### What to do
Check every line of the material below for the string "from", and return the ones that have it.

* begin *

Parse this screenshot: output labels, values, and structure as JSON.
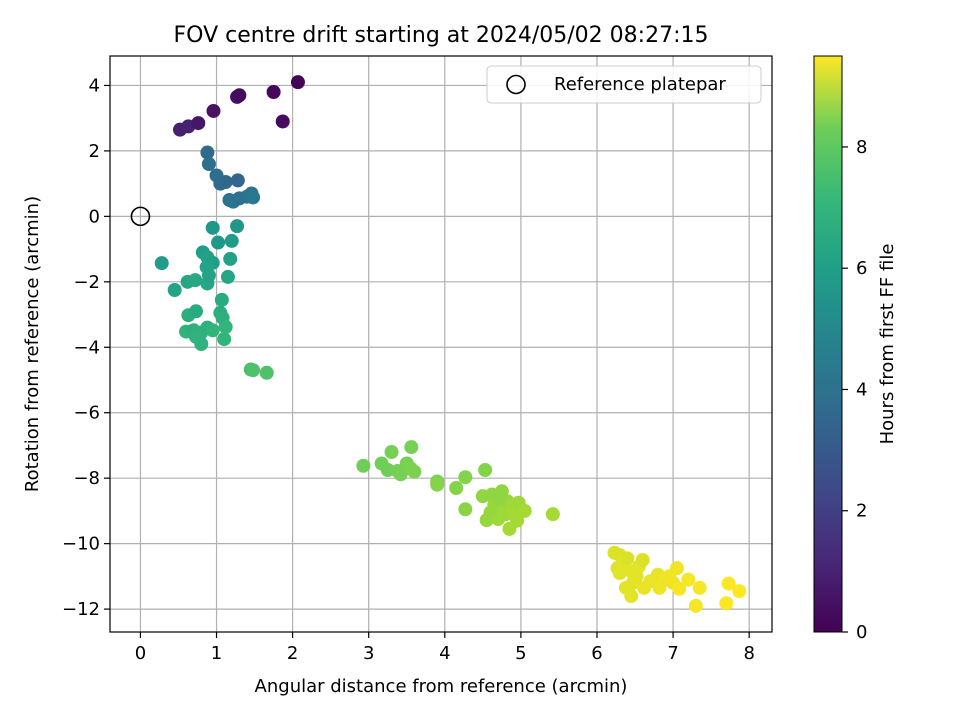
{
  "chart_data": {
    "type": "scatter",
    "title": "FOV centre drift starting at 2024/05/02 08:27:15",
    "xlabel": "Angular distance from reference (arcmin)",
    "ylabel": "Rotation from reference (arcmin)",
    "xlim": [
      -0.4,
      8.3
    ],
    "ylim": [
      -12.7,
      4.9
    ],
    "xticks": [
      0,
      1,
      2,
      3,
      4,
      5,
      6,
      7,
      8
    ],
    "yticks": [
      -12,
      -10,
      -8,
      -6,
      -4,
      -2,
      0,
      2,
      4
    ],
    "xtick_labels": [
      "0",
      "1",
      "2",
      "3",
      "4",
      "5",
      "6",
      "7",
      "8"
    ],
    "ytick_labels": [
      "−12",
      "−10",
      "−8",
      "−6",
      "−4",
      "−2",
      "0",
      "2",
      "4"
    ],
    "grid": true,
    "legend": {
      "position": "top-right",
      "entries": [
        "Reference platepar"
      ]
    },
    "reference_point": {
      "x": 0,
      "y": 0,
      "marker": "open-circle",
      "label": "Reference platepar"
    },
    "colorbar": {
      "label": "Hours from first FF file",
      "colormap": "viridis",
      "range": [
        0,
        9.5
      ],
      "ticks": [
        0,
        2,
        4,
        6,
        8
      ],
      "tick_labels": [
        "0",
        "2",
        "4",
        "6",
        "8"
      ]
    },
    "points": [
      {
        "x": 0.52,
        "y": 2.65,
        "c": 0.8
      },
      {
        "x": 0.63,
        "y": 2.75,
        "c": 0.9
      },
      {
        "x": 0.76,
        "y": 2.85,
        "c": 0.6
      },
      {
        "x": 0.96,
        "y": 3.22,
        "c": 0.5
      },
      {
        "x": 1.27,
        "y": 3.65,
        "c": 0.4
      },
      {
        "x": 1.3,
        "y": 3.7,
        "c": 0.3
      },
      {
        "x": 1.75,
        "y": 3.8,
        "c": 0.2
      },
      {
        "x": 2.07,
        "y": 4.1,
        "c": 0.1
      },
      {
        "x": 1.87,
        "y": 2.9,
        "c": 0.3
      },
      {
        "x": 0.88,
        "y": 1.95,
        "c": 3.3
      },
      {
        "x": 0.9,
        "y": 1.6,
        "c": 3.5
      },
      {
        "x": 1.0,
        "y": 1.25,
        "c": 3.4
      },
      {
        "x": 1.05,
        "y": 1.0,
        "c": 3.3
      },
      {
        "x": 1.12,
        "y": 1.05,
        "c": 3.2
      },
      {
        "x": 1.28,
        "y": 1.1,
        "c": 3.1
      },
      {
        "x": 1.17,
        "y": 0.5,
        "c": 3.6
      },
      {
        "x": 1.22,
        "y": 0.45,
        "c": 3.7
      },
      {
        "x": 1.3,
        "y": 0.55,
        "c": 3.5
      },
      {
        "x": 1.4,
        "y": 0.6,
        "c": 3.6
      },
      {
        "x": 1.46,
        "y": 0.7,
        "c": 3.7
      },
      {
        "x": 1.48,
        "y": 0.58,
        "c": 3.8
      },
      {
        "x": 0.95,
        "y": -0.35,
        "c": 5.0
      },
      {
        "x": 1.27,
        "y": -0.3,
        "c": 5.0
      },
      {
        "x": 1.02,
        "y": -0.8,
        "c": 5.1
      },
      {
        "x": 1.2,
        "y": -0.75,
        "c": 5.2
      },
      {
        "x": 0.28,
        "y": -1.43,
        "c": 5.2
      },
      {
        "x": 0.82,
        "y": -1.1,
        "c": 5.3
      },
      {
        "x": 0.88,
        "y": -1.25,
        "c": 5.4
      },
      {
        "x": 0.95,
        "y": -1.42,
        "c": 5.3
      },
      {
        "x": 0.87,
        "y": -1.55,
        "c": 5.5
      },
      {
        "x": 1.18,
        "y": -1.3,
        "c": 5.4
      },
      {
        "x": 0.45,
        "y": -2.25,
        "c": 5.5
      },
      {
        "x": 0.62,
        "y": -2.0,
        "c": 5.6
      },
      {
        "x": 0.72,
        "y": -1.95,
        "c": 5.7
      },
      {
        "x": 0.88,
        "y": -2.05,
        "c": 5.6
      },
      {
        "x": 0.9,
        "y": -1.8,
        "c": 5.5
      },
      {
        "x": 1.15,
        "y": -1.85,
        "c": 5.6
      },
      {
        "x": 1.07,
        "y": -2.55,
        "c": 5.8
      },
      {
        "x": 0.63,
        "y": -3.02,
        "c": 5.9
      },
      {
        "x": 0.73,
        "y": -2.9,
        "c": 5.8
      },
      {
        "x": 1.05,
        "y": -2.95,
        "c": 5.9
      },
      {
        "x": 1.08,
        "y": -3.1,
        "c": 6.0
      },
      {
        "x": 0.6,
        "y": -3.52,
        "c": 6.1
      },
      {
        "x": 0.7,
        "y": -3.48,
        "c": 6.0
      },
      {
        "x": 0.8,
        "y": -3.55,
        "c": 6.1
      },
      {
        "x": 0.88,
        "y": -3.4,
        "c": 6.0
      },
      {
        "x": 0.95,
        "y": -3.48,
        "c": 6.2
      },
      {
        "x": 0.73,
        "y": -3.68,
        "c": 6.1
      },
      {
        "x": 0.8,
        "y": -3.9,
        "c": 6.1
      },
      {
        "x": 1.12,
        "y": -3.38,
        "c": 6.2
      },
      {
        "x": 1.1,
        "y": -3.75,
        "c": 6.2
      },
      {
        "x": 1.45,
        "y": -4.68,
        "c": 6.7
      },
      {
        "x": 1.48,
        "y": -4.7,
        "c": 6.8
      },
      {
        "x": 1.66,
        "y": -4.78,
        "c": 6.8
      },
      {
        "x": 2.93,
        "y": -7.62,
        "c": 7.4
      },
      {
        "x": 3.17,
        "y": -7.55,
        "c": 7.4
      },
      {
        "x": 3.25,
        "y": -7.75,
        "c": 7.4
      },
      {
        "x": 3.3,
        "y": -7.2,
        "c": 7.5
      },
      {
        "x": 3.38,
        "y": -7.78,
        "c": 7.5
      },
      {
        "x": 3.42,
        "y": -7.88,
        "c": 7.5
      },
      {
        "x": 3.5,
        "y": -7.55,
        "c": 7.5
      },
      {
        "x": 3.55,
        "y": -7.7,
        "c": 7.6
      },
      {
        "x": 3.56,
        "y": -7.05,
        "c": 7.5
      },
      {
        "x": 3.6,
        "y": -7.8,
        "c": 7.6
      },
      {
        "x": 3.9,
        "y": -8.1,
        "c": 7.6
      },
      {
        "x": 3.9,
        "y": -8.2,
        "c": 7.7
      },
      {
        "x": 4.15,
        "y": -8.3,
        "c": 7.7
      },
      {
        "x": 4.27,
        "y": -7.97,
        "c": 7.7
      },
      {
        "x": 4.27,
        "y": -8.95,
        "c": 7.8
      },
      {
        "x": 4.53,
        "y": -7.75,
        "c": 7.7
      },
      {
        "x": 4.5,
        "y": -8.55,
        "c": 7.9
      },
      {
        "x": 4.55,
        "y": -9.28,
        "c": 8.0
      },
      {
        "x": 4.62,
        "y": -8.5,
        "c": 7.9
      },
      {
        "x": 4.65,
        "y": -8.8,
        "c": 8.0
      },
      {
        "x": 4.68,
        "y": -9.1,
        "c": 8.0
      },
      {
        "x": 4.7,
        "y": -9.25,
        "c": 8.1
      },
      {
        "x": 4.75,
        "y": -8.4,
        "c": 7.9
      },
      {
        "x": 4.78,
        "y": -8.95,
        "c": 8.1
      },
      {
        "x": 4.8,
        "y": -9.1,
        "c": 8.1
      },
      {
        "x": 4.82,
        "y": -8.7,
        "c": 8.0
      },
      {
        "x": 4.85,
        "y": -9.55,
        "c": 8.2
      },
      {
        "x": 4.88,
        "y": -8.85,
        "c": 8.1
      },
      {
        "x": 4.9,
        "y": -9.05,
        "c": 8.2
      },
      {
        "x": 4.95,
        "y": -9.3,
        "c": 8.2
      },
      {
        "x": 4.97,
        "y": -8.75,
        "c": 8.1
      },
      {
        "x": 5.05,
        "y": -9.0,
        "c": 8.2
      },
      {
        "x": 5.42,
        "y": -9.1,
        "c": 8.2
      },
      {
        "x": 4.6,
        "y": -9.05,
        "c": 8.0
      },
      {
        "x": 4.72,
        "y": -8.65,
        "c": 7.9
      },
      {
        "x": 6.23,
        "y": -10.28,
        "c": 9.0
      },
      {
        "x": 6.27,
        "y": -10.75,
        "c": 9.0
      },
      {
        "x": 6.3,
        "y": -10.35,
        "c": 9.0
      },
      {
        "x": 6.35,
        "y": -10.6,
        "c": 9.1
      },
      {
        "x": 6.38,
        "y": -11.35,
        "c": 9.1
      },
      {
        "x": 6.4,
        "y": -10.45,
        "c": 9.0
      },
      {
        "x": 6.45,
        "y": -10.85,
        "c": 9.1
      },
      {
        "x": 6.47,
        "y": -11.2,
        "c": 9.1
      },
      {
        "x": 6.45,
        "y": -11.6,
        "c": 9.1
      },
      {
        "x": 6.55,
        "y": -10.7,
        "c": 9.1
      },
      {
        "x": 6.6,
        "y": -10.5,
        "c": 9.0
      },
      {
        "x": 6.62,
        "y": -11.35,
        "c": 9.2
      },
      {
        "x": 6.7,
        "y": -11.15,
        "c": 9.2
      },
      {
        "x": 6.8,
        "y": -10.95,
        "c": 9.2
      },
      {
        "x": 6.82,
        "y": -11.35,
        "c": 9.3
      },
      {
        "x": 6.9,
        "y": -11.1,
        "c": 9.3
      },
      {
        "x": 6.95,
        "y": -11.0,
        "c": 9.3
      },
      {
        "x": 7.0,
        "y": -11.2,
        "c": 9.3
      },
      {
        "x": 7.05,
        "y": -10.75,
        "c": 9.3
      },
      {
        "x": 7.08,
        "y": -11.38,
        "c": 9.4
      },
      {
        "x": 7.2,
        "y": -11.1,
        "c": 9.4
      },
      {
        "x": 7.3,
        "y": -11.9,
        "c": 9.4
      },
      {
        "x": 7.35,
        "y": -11.35,
        "c": 9.4
      },
      {
        "x": 7.7,
        "y": -11.82,
        "c": 9.5
      },
      {
        "x": 7.73,
        "y": -11.22,
        "c": 9.5
      },
      {
        "x": 7.87,
        "y": -11.45,
        "c": 9.5
      },
      {
        "x": 6.3,
        "y": -10.9,
        "c": 9.1
      },
      {
        "x": 6.52,
        "y": -11.0,
        "c": 9.1
      }
    ]
  }
}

* end *

### Task response
    "xlabel": "Angular distance from reference (arcmin)",
    "ylabel": "Rotation from reference (arcmin)",
      "label": "Hours from first FF file",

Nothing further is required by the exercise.